(Data shown Opens)

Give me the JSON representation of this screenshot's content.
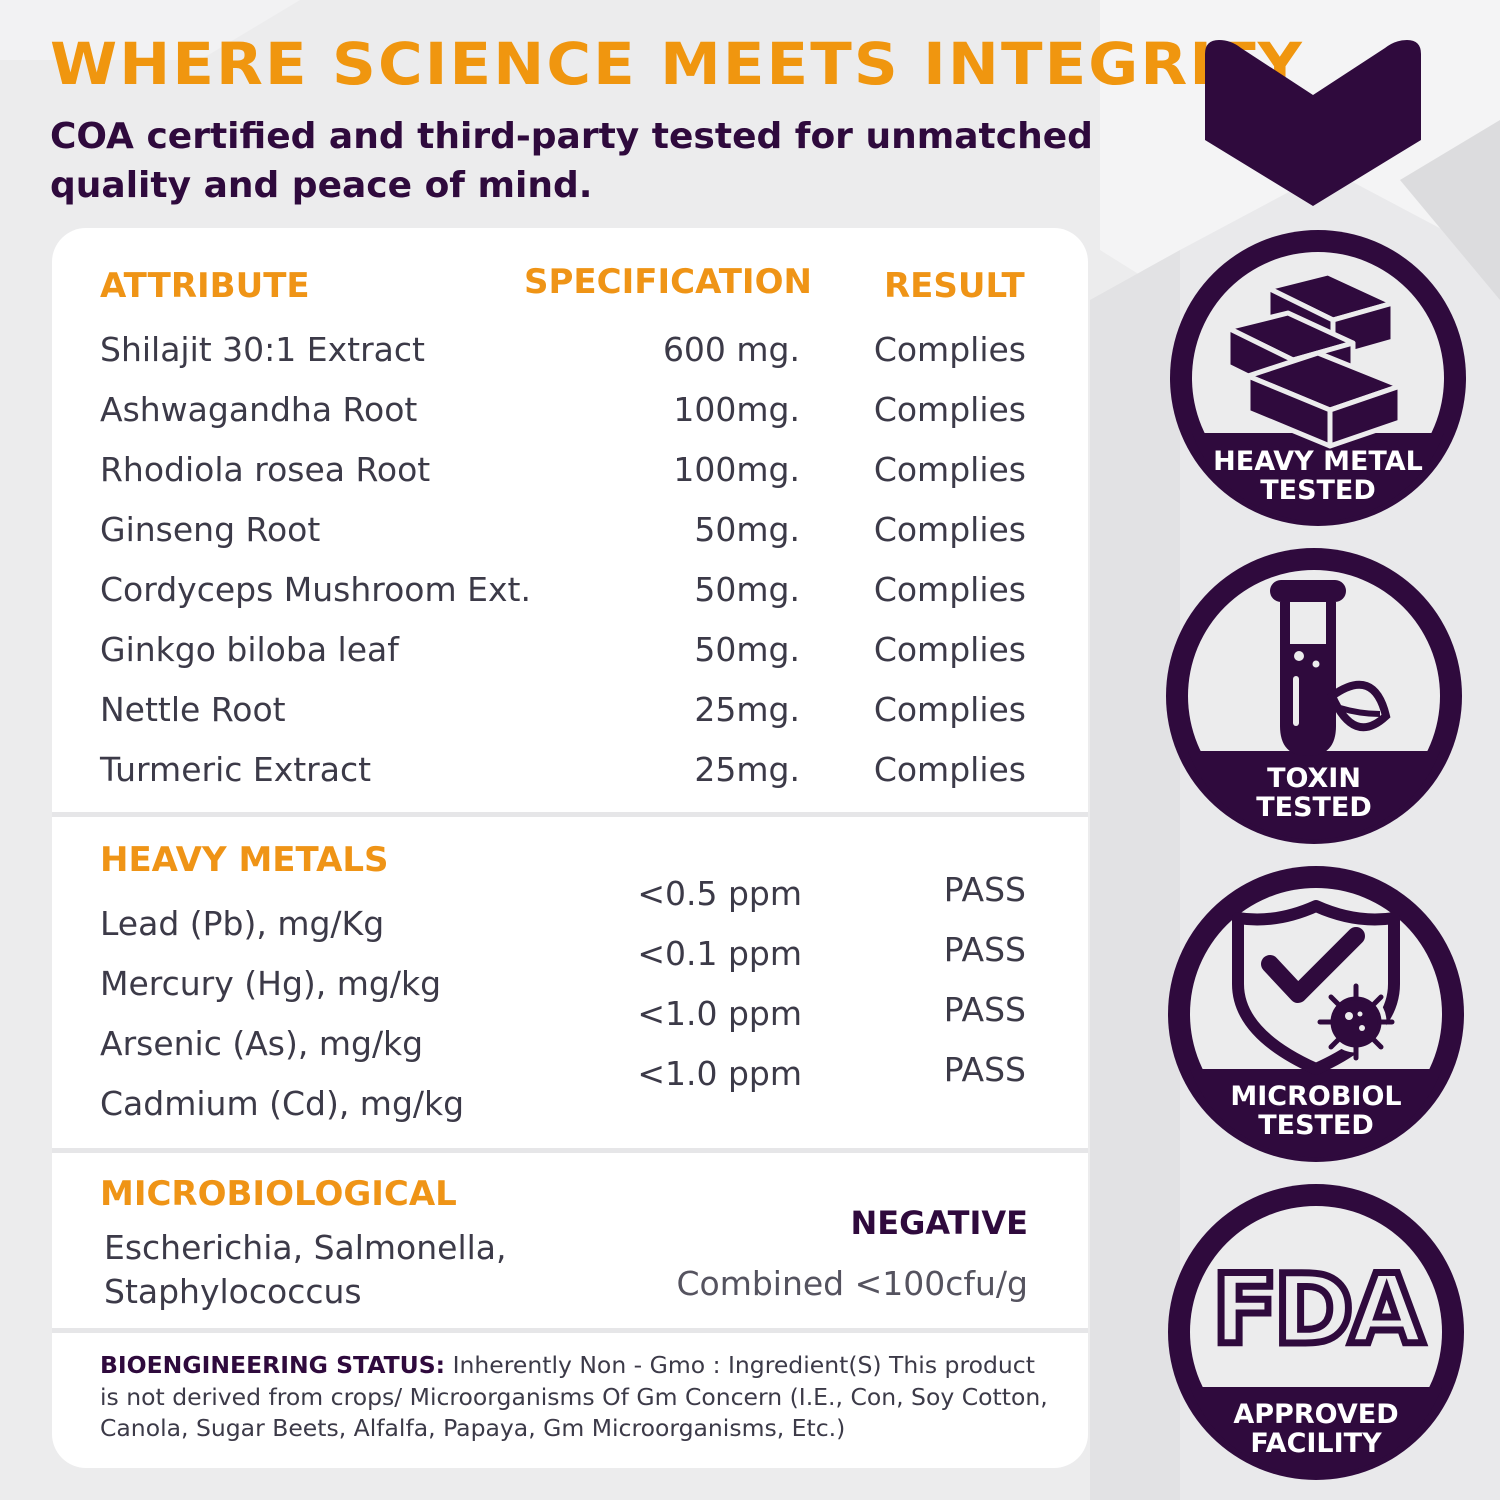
{
  "headline": "WHERE SCIENCE MEETS INTEGRITY",
  "subheadline": "COA certified and third-party tested for unmatched quality and peace of mind.",
  "colors": {
    "accent": "#f0960f",
    "brand_purple": "#2f0a3d",
    "text": "#3c3a48"
  },
  "table": {
    "headers": {
      "attribute": "ATTRIBUTE",
      "specification": "SPECIFICATION",
      "result": "RESULT"
    },
    "rows": [
      {
        "attribute": "Shilajit 30:1 Extract",
        "specification": "600 mg.",
        "result": "Complies"
      },
      {
        "attribute": "Ashwagandha Root",
        "specification": "100mg.",
        "result": "Complies"
      },
      {
        "attribute": "Rhodiola rosea Root",
        "specification": "100mg.",
        "result": "Complies"
      },
      {
        "attribute": "Ginseng Root",
        "specification": "50mg.",
        "result": "Complies"
      },
      {
        "attribute": "Cordyceps Mushroom Ext.",
        "specification": "50mg.",
        "result": "Complies"
      },
      {
        "attribute": "Ginkgo biloba leaf",
        "specification": "50mg.",
        "result": "Complies"
      },
      {
        "attribute": "Nettle Root",
        "specification": "25mg.",
        "result": "Complies"
      },
      {
        "attribute": "Turmeric Extract",
        "specification": "25mg.",
        "result": "Complies"
      }
    ]
  },
  "heavy_metals": {
    "title": "HEAVY METALS",
    "rows": [
      {
        "attribute": "Lead (Pb), mg/Kg",
        "specification": "<0.5 ppm",
        "result": "PASS"
      },
      {
        "attribute": "Mercury (Hg), mg/kg",
        "specification": "<0.1 ppm",
        "result": "PASS"
      },
      {
        "attribute": "Arsenic (As), mg/kg",
        "specification": "<1.0 ppm",
        "result": "PASS"
      },
      {
        "attribute": "Cadmium (Cd), mg/kg",
        "specification": "<1.0 ppm",
        "result": "PASS"
      }
    ]
  },
  "microbiological": {
    "title": "MICROBIOLOGICAL",
    "organisms_line1": "Escherichia, Salmonella,",
    "organisms_line2": "Staphylococcus",
    "result": "NEGATIVE",
    "limit": "Combined <100cfu/g"
  },
  "bioengineering": {
    "label": "BIOENGINEERING STATUS:",
    "text": "Inherently Non - Gmo : Ingredient(S) This product is not derived from crops/ Microorganisms Of Gm Concern (I.E., Con, Soy Cotton, Canola, Sugar Beets, Alfalfa, Papaya, Gm Microorganisms, Etc.)"
  },
  "badges": [
    {
      "icon": "gold-bars-icon",
      "line1": "HEAVY METAL",
      "line2": "TESTED"
    },
    {
      "icon": "test-tube-leaf-icon",
      "line1": "TOXIN",
      "line2": "TESTED"
    },
    {
      "icon": "shield-check-microbe-icon",
      "line1": "MICROBIOL",
      "line2": "TESTED"
    },
    {
      "icon": "fda-icon",
      "line1": "APPROVED",
      "line2": "FACILITY",
      "logo_text": "FDA"
    }
  ]
}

(Data shown Closes)

→ Task: Which of the lines above hold the string "icon"? Pick each of them out.

→ Result:
      "icon": "gold-bars-icon",
      "icon": "test-tube-leaf-icon",
      "icon": "shield-check-microbe-icon",
      "icon": "fda-icon",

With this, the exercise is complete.